§ **TASK OBJECTIVE**
In the records that follow, find each line with the word "live" and copy it.
*** Opening DATASET ***
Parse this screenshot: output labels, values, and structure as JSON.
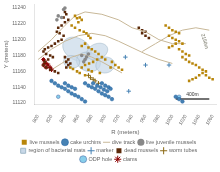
{
  "chart_data": {
    "type": "scatter",
    "xlabel": "R (meters)",
    "ylabel": "Y (meters)",
    "xlim": [
      795,
      1065
    ],
    "ylim": [
      11118,
      11245
    ],
    "xticks": [
      800,
      820,
      840,
      860,
      880,
      900,
      920,
      940,
      960,
      980,
      1000,
      1020,
      1040,
      1060
    ],
    "yticks": [
      11120,
      11140,
      11160,
      11180,
      11200,
      11220,
      11240
    ],
    "grid": false,
    "legend": "bottom",
    "series": [
      {
        "name": "live mussels",
        "type": "scatter",
        "marker": "square",
        "color": "#b8860b",
        "points": [
          [
            855,
            11230
          ],
          [
            858,
            11227
          ],
          [
            862,
            11228
          ],
          [
            865,
            11225
          ],
          [
            860,
            11222
          ],
          [
            850,
            11218
          ],
          [
            855,
            11215
          ],
          [
            862,
            11212
          ],
          [
            868,
            11210
          ],
          [
            872,
            11208
          ],
          [
            875,
            11205
          ],
          [
            878,
            11202
          ],
          [
            870,
            11195
          ],
          [
            865,
            11192
          ],
          [
            875,
            11190
          ],
          [
            880,
            11188
          ],
          [
            885,
            11185
          ],
          [
            890,
            11182
          ],
          [
            895,
            11178
          ],
          [
            900,
            11175
          ],
          [
            888,
            11175
          ],
          [
            882,
            11172
          ],
          [
            876,
            11170
          ],
          [
            870,
            11168
          ],
          [
            865,
            11165
          ],
          [
            875,
            11162
          ],
          [
            880,
            11160
          ],
          [
            892,
            11158
          ],
          [
            870,
            11155
          ],
          [
            862,
            11158
          ],
          [
            858,
            11160
          ],
          [
            852,
            11163
          ],
          [
            848,
            11165
          ],
          [
            910,
            11172
          ],
          [
            915,
            11168
          ],
          [
            920,
            11165
          ],
          [
            925,
            11162
          ],
          [
            908,
            11165
          ],
          [
            990,
            11218
          ],
          [
            995,
            11215
          ],
          [
            1000,
            11212
          ],
          [
            1005,
            11210
          ],
          [
            1010,
            11208
          ],
          [
            995,
            11205
          ],
          [
            1000,
            11202
          ],
          [
            1005,
            11200
          ],
          [
            1010,
            11198
          ],
          [
            1015,
            11195
          ],
          [
            1005,
            11195
          ],
          [
            1000,
            11192
          ],
          [
            995,
            11190
          ],
          [
            1010,
            11188
          ],
          [
            1015,
            11185
          ],
          [
            1020,
            11182
          ],
          [
            1025,
            11180
          ],
          [
            1015,
            11178
          ],
          [
            1020,
            11175
          ],
          [
            1025,
            11172
          ],
          [
            1030,
            11170
          ],
          [
            1035,
            11168
          ],
          [
            1040,
            11165
          ],
          [
            1045,
            11162
          ],
          [
            1050,
            11160
          ],
          [
            1045,
            11158
          ],
          [
            1040,
            11155
          ],
          [
            1035,
            11152
          ],
          [
            1030,
            11150
          ],
          [
            1025,
            11148
          ],
          [
            1050,
            11155
          ],
          [
            1055,
            11152
          ],
          [
            1060,
            11150
          ]
        ]
      },
      {
        "name": "cake urchins",
        "type": "scatter",
        "marker": "circle",
        "color": "#4682b4",
        "edge_color": "#2060a0",
        "points": [
          [
            870,
            11145
          ],
          [
            875,
            11142
          ],
          [
            880,
            11140
          ],
          [
            885,
            11138
          ],
          [
            890,
            11135
          ],
          [
            895,
            11132
          ],
          [
            900,
            11130
          ],
          [
            905,
            11128
          ],
          [
            910,
            11125
          ],
          [
            882,
            11145
          ],
          [
            888,
            11142
          ],
          [
            893,
            11140
          ],
          [
            898,
            11137
          ],
          [
            903,
            11135
          ],
          [
            895,
            11145
          ],
          [
            900,
            11142
          ],
          [
            905,
            11140
          ],
          [
            908,
            11138
          ],
          [
            820,
            11148
          ],
          [
            825,
            11145
          ],
          [
            830,
            11142
          ],
          [
            835,
            11140
          ],
          [
            840,
            11138
          ],
          [
            845,
            11135
          ],
          [
            850,
            11132
          ],
          [
            855,
            11130
          ],
          [
            860,
            11128
          ],
          [
            865,
            11125
          ],
          [
            870,
            11122
          ],
          [
            840,
            11145
          ],
          [
            845,
            11142
          ],
          [
            850,
            11140
          ],
          [
            855,
            11138
          ],
          [
            1005,
            11128
          ],
          [
            1010,
            11125
          ],
          [
            1015,
            11122
          ]
        ]
      },
      {
        "name": "dive track",
        "type": "line",
        "color": "#c8b898",
        "tracks": [
          [
            [
              800,
              11185
            ],
            [
              820,
              11200
            ],
            [
              840,
              11218
            ],
            [
              855,
              11230
            ],
            [
              870,
              11235
            ],
            [
              895,
              11232
            ],
            [
              920,
              11225
            ],
            [
              940,
              11215
            ],
            [
              960,
              11210
            ],
            [
              980,
              11200
            ],
            [
              1000,
              11195
            ],
            [
              1020,
              11195
            ]
          ],
          [
            [
              800,
              11175
            ],
            [
              820,
              11188
            ],
            [
              840,
              11198
            ],
            [
              860,
              11205
            ],
            [
              880,
              11208
            ],
            [
              900,
              11205
            ],
            [
              920,
              11198
            ],
            [
              940,
              11190
            ],
            [
              960,
              11182
            ],
            [
              980,
              11175
            ],
            [
              1000,
              11170
            ]
          ],
          [
            [
              820,
              11162
            ],
            [
              835,
              11170
            ],
            [
              850,
              11178
            ],
            [
              865,
              11182
            ],
            [
              880,
              11178
            ],
            [
              895,
              11172
            ],
            [
              910,
              11165
            ],
            [
              925,
              11158
            ]
          ],
          [
            [
              955,
              11185
            ],
            [
              975,
              11195
            ],
            [
              995,
              11205
            ],
            [
              1015,
              11212
            ],
            [
              1035,
              11215
            ],
            [
              1055,
              11212
            ]
          ]
        ]
      },
      {
        "name": "live juvenile mussels",
        "type": "scatter",
        "marker": "circle",
        "color": "#888888",
        "points": [
          [
            830,
            11230
          ],
          [
            835,
            11228
          ],
          [
            828,
            11225
          ],
          [
            838,
            11238
          ],
          [
            840,
            11240
          ],
          [
            870,
            11175
          ],
          [
            872,
            11178
          ],
          [
            868,
            11172
          ],
          [
            865,
            11180
          ],
          [
            875,
            11182
          ]
        ]
      },
      {
        "name": "region of bacterial mats",
        "type": "ellipse",
        "color": "#c8d8e8",
        "edge_color": "#a0b8c8",
        "ellipses": [
          {
            "cx": 858,
            "cy": 11188,
            "rx": 22,
            "ry": 14,
            "angle": -20
          },
          {
            "cx": 875,
            "cy": 11172,
            "rx": 18,
            "ry": 12,
            "angle": -10
          },
          {
            "cx": 888,
            "cy": 11185,
            "rx": 16,
            "ry": 10,
            "angle": 15
          },
          {
            "cx": 900,
            "cy": 11168,
            "rx": 14,
            "ry": 10,
            "angle": 5
          },
          {
            "cx": 850,
            "cy": 11172,
            "rx": 12,
            "ry": 8,
            "angle": -5
          }
        ]
      },
      {
        "name": "marker",
        "type": "scatter",
        "marker": "plus",
        "color": "#4682b4",
        "points": [
          [
            930,
            11178
          ],
          [
            960,
            11168
          ],
          [
            995,
            11168
          ],
          [
            935,
            11135
          ]
        ]
      },
      {
        "name": "dead mussels",
        "type": "scatter",
        "marker": "square",
        "color": "#5c2a0a",
        "points": [
          [
            840,
            11235
          ],
          [
            842,
            11232
          ],
          [
            838,
            11228
          ],
          [
            845,
            11225
          ],
          [
            840,
            11222
          ],
          [
            835,
            11218
          ],
          [
            830,
            11215
          ],
          [
            828,
            11210
          ],
          [
            832,
            11208
          ],
          [
            838,
            11205
          ],
          [
            835,
            11200
          ],
          [
            830,
            11198
          ],
          [
            825,
            11195
          ],
          [
            820,
            11192
          ],
          [
            815,
            11190
          ],
          [
            810,
            11188
          ],
          [
            808,
            11185
          ],
          [
            812,
            11182
          ],
          [
            818,
            11180
          ],
          [
            822,
            11178
          ],
          [
            815,
            11175
          ],
          [
            810,
            11172
          ],
          [
            808,
            11168
          ],
          [
            812,
            11165
          ],
          [
            818,
            11162
          ],
          [
            825,
            11160
          ],
          [
            830,
            11158
          ],
          [
            840,
            11178
          ],
          [
            845,
            11175
          ],
          [
            842,
            11172
          ],
          [
            848,
            11170
          ],
          [
            845,
            11168
          ],
          [
            842,
            11165
          ],
          [
            950,
            11215
          ],
          [
            955,
            11212
          ],
          [
            960,
            11210
          ],
          [
            955,
            11208
          ],
          [
            960,
            11205
          ],
          [
            965,
            11202
          ]
        ]
      },
      {
        "name": "worm tubes",
        "type": "scatter",
        "marker": "plus",
        "color": "#8b6914",
        "points": [
          [
            875,
            11155
          ],
          [
            878,
            11152
          ],
          [
            882,
            11150
          ],
          [
            885,
            11148
          ],
          [
            890,
            11145
          ]
        ]
      },
      {
        "name": "ODP hole",
        "type": "scatter",
        "marker": "circle",
        "color": "#87ceeb",
        "edge_color": "#4060a0",
        "points": [
          [
            1010,
            11128
          ],
          [
            830,
            11128
          ]
        ]
      },
      {
        "name": "clams",
        "type": "scatter",
        "marker": "star",
        "color": "#8b0000",
        "points": [
          [
            808,
            11175
          ],
          [
            810,
            11172
          ],
          [
            812,
            11170
          ],
          [
            815,
            11168
          ],
          [
            818,
            11165
          ],
          [
            820,
            11162
          ],
          [
            808,
            11168
          ],
          [
            812,
            11165
          ]
        ]
      }
    ],
    "scale_bar": {
      "x": [
        1005,
        1055
      ],
      "y": [
        11125,
        11125
      ],
      "color": "#444444"
    },
    "annotations": [
      {
        "text": "400m",
        "x": 1030,
        "y": 11127,
        "color": "#333333"
      },
      {
        "text": "2150m",
        "x": 1048,
        "y": 11198,
        "color": "#666655"
      }
    ]
  }
}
*** Closing DATASET ***
§ **RESPONSE AREA**
        "name": "live mussels",
        "name": "live juvenile mussels",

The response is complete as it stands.